* [TEXT SHOWN]
Health

Cinnamon compound could be useful supplement to dexamethasone in COVID-19 treatment

Researchers in Germany and the United States have conducted a study showing that supplementing dexamethasone treatment with Ceylon cinnamon in cases of coronavirus disease 2019 (COVID-19) may allow dexamethasone to be administered at lower doses, thereby avoiding the side effects that occur with high doses of the steroid.

While the corticosteroid dexamethasone is an effective treatment for moderate-to-severe COVID-19, it can cause unwanted side effects such as steroid psychosis, hyperglycemia, and secondary bacterial pneumonia due to immunosuppression.

Now, a team from the Max Planck Institute for Chemistry in Mainz, the University of Witten in Wuppertal and the Angiogenesis Foundation in Cambridge, Massachusetts, has shown Ceylon cinnamon and its major compound cinnamaldehyde can dampen inflammation via a pathway that is distinct from that of dexamethasone.

Kurt Lucas and colleagues suggest that the two compounds may have synergistic effects when administered concomitantly that would allow dexamethasone to be administered at lower doses.

Furthermore, the team provided preliminary evidence that Ceylon cinnamon modulates angiogenesis – a reactive phenomenon that occurs in COVID-19.

However, the researchers say that to the best of their knowledge, no studies investigating the use of cinnamon alone or in combination with dexamethasone in the treatment of COVID-19 have been published to date.

“Clinical studies are therefore needed before the treatment of COVID-19 patients with cinnamon, or its compounds can be recommended,” they write.

* [EXTRACTED DATA]
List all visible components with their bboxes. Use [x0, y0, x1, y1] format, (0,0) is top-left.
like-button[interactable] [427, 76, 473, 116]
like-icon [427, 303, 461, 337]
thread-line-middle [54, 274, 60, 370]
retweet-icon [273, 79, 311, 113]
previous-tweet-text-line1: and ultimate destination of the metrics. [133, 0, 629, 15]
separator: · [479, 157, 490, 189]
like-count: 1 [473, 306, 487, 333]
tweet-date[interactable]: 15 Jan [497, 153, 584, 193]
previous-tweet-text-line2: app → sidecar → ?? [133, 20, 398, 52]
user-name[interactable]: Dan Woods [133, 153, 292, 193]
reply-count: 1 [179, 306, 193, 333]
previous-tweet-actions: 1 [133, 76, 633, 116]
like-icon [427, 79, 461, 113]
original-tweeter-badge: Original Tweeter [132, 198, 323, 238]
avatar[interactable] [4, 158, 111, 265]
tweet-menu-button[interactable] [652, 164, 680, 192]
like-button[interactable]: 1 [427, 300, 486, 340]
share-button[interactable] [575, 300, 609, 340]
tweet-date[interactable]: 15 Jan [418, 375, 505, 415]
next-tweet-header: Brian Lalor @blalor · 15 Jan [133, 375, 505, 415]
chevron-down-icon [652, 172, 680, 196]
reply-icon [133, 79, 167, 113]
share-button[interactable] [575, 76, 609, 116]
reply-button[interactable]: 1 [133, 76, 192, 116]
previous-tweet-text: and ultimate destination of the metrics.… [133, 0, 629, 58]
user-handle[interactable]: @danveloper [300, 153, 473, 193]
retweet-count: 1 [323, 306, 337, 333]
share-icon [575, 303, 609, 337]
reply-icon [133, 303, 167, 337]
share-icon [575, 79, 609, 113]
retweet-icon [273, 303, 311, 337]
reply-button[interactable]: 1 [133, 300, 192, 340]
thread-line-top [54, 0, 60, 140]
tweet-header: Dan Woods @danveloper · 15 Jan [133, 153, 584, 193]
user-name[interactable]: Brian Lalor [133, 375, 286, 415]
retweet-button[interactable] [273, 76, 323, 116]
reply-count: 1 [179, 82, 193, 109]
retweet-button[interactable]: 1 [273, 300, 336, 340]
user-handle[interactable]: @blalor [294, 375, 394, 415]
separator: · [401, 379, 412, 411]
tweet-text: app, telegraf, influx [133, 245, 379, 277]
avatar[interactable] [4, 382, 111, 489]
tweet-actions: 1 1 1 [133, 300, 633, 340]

* [ACTIVITY] In the cinnamon article, condense the paragraph that begins "Now, a team from" into one shorter sentence that keeps its main facts.

* [WORKED SOLUTION] Researchers from the Max Planck Institute for Chemistry in Mainz, the University of Witten in Wuppertal, and the Angiogenesis Foundation in Cambridge, Massachusetts, showed that Ceylon cinnamon and its major compound, cinnamaldehyde, can reduce inflammation through a pathway distinct from that of dexamethasone.